◆ TEXT EXTRACT
——————
Employee Ranking Systems LO17632

Ben Compton (BCompton@dws.net)
Thu, 02 Apr 1998 10:20:25 -0500

Replying to LO17617 --

Simon,

I believe you can be competent, and still lack character. But I do not
think you can have character without competence.

I do not equate competency with character. I think a competent person has
a better chance of being ethical than an incompetent, hence my
unwillingness to cooperate, at any level, with people who have not
demonstrated a desire to become competent.

I think competency is critical to both competition and cooperation. What
do you get if two or more incompetent people try to compete? Anything
productive? Or put in a way that better demonstrates my point: What do
incompetent people compete for? They are competing for the opportunity to
live off of the work of others.

What do you get if two or more competent people compete? I think that
there are two results achieved from such competition: New knowledge, and
progress (technological, social, scientific, philosophic, etc.)
——————
Annotated element listings
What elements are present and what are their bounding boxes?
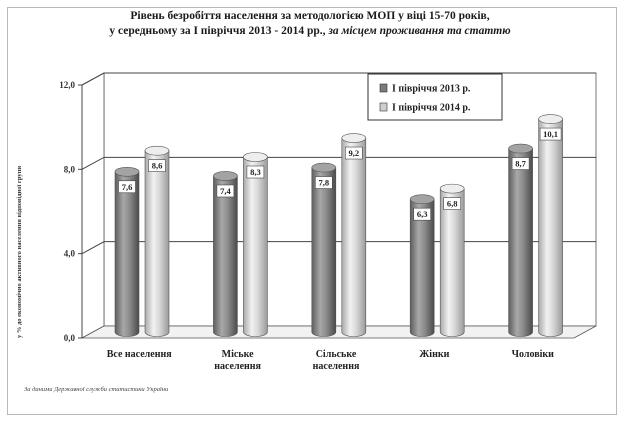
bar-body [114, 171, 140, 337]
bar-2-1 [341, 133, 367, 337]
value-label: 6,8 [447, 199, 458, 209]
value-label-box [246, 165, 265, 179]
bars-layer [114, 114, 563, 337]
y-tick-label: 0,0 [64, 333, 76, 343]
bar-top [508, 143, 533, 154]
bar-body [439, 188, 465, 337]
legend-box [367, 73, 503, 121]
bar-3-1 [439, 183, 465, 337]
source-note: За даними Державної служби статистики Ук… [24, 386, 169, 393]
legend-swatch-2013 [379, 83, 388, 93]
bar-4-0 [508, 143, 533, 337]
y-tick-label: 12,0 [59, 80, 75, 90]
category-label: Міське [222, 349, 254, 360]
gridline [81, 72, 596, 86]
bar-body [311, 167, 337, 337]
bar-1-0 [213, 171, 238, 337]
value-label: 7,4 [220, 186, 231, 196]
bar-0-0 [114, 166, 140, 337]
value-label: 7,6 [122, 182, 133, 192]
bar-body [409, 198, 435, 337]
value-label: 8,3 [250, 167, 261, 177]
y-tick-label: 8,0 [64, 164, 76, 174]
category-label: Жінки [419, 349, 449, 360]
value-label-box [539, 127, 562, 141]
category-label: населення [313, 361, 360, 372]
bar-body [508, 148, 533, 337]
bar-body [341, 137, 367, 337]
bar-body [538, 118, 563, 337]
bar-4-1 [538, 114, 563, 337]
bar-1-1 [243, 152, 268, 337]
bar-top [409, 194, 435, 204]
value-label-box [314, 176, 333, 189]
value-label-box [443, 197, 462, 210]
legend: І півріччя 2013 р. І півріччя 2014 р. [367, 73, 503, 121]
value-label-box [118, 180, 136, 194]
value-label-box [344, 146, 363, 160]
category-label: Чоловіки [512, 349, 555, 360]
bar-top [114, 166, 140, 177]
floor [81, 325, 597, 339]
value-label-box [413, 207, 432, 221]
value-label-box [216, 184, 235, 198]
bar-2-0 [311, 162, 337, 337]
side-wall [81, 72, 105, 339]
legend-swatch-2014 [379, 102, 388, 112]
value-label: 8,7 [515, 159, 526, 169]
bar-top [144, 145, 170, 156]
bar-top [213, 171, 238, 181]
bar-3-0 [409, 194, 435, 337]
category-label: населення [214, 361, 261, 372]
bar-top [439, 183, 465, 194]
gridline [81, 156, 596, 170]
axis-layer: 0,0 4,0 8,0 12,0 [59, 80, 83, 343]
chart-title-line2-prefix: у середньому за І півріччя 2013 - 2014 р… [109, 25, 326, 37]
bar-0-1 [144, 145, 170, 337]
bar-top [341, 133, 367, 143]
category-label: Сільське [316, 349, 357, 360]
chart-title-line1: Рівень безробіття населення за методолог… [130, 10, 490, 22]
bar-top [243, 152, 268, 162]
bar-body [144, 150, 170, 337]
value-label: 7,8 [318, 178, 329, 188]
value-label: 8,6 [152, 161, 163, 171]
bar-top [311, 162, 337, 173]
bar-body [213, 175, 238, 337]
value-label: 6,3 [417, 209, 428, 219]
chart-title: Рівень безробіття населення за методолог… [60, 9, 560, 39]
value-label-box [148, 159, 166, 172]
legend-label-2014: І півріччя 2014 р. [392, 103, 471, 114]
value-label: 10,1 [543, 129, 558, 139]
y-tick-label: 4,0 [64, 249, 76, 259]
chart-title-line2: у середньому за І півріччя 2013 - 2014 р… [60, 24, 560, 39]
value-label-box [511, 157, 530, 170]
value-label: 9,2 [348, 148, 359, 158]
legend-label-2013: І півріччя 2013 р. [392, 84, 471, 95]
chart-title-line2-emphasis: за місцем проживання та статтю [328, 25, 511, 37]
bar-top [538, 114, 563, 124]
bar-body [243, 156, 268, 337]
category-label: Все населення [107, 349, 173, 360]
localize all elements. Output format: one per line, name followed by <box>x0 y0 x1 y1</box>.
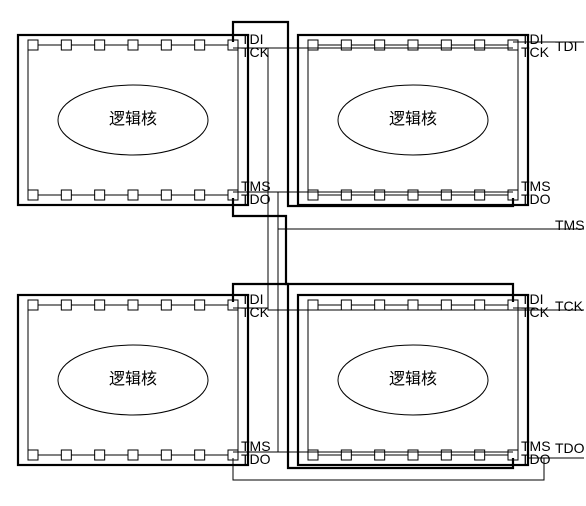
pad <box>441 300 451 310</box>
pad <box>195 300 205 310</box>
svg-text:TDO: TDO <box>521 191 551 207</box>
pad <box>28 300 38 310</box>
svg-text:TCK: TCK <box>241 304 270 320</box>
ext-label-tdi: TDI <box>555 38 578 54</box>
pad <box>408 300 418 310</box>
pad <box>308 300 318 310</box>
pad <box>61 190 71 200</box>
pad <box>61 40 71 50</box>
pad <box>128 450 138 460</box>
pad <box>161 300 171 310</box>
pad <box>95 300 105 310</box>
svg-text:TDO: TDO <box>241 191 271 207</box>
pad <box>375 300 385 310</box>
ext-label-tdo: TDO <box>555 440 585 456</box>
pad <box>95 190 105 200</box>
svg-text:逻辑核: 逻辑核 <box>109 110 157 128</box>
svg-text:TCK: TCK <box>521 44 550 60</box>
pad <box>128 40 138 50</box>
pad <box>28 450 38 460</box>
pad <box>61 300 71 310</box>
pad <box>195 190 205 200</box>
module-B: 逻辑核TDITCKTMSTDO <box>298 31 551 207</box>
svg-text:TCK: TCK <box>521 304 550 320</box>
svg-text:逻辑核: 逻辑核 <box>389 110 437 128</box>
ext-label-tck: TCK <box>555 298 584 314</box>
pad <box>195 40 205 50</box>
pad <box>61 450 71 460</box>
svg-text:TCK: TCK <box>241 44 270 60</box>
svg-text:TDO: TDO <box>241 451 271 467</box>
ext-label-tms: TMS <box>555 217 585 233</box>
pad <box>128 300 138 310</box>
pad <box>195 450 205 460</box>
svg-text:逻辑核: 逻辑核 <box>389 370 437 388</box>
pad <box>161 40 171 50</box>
——————
◆ GIVEN PROBLEM
Reproduce the passage of the message on competence and character from "Ben Compton (BCompton@dws.net)" up to and including "to become competent.".

◆ OUTPUT OF THE TASK
Ben Compton (BCompton@dws.net)
Thu, 02 Apr 1998 10:20:25 -0500

Replying to LO17617 --

Simon,

I believe you can be competent, and still lack character. But I do not
think you can have character without competence.

I do not equate competency with character. I think a competent person has
a better chance of being ethical than an incompetent, hence my
unwillingness to cooperate, at any level, with people who have not
demonstrated a desire to become competent.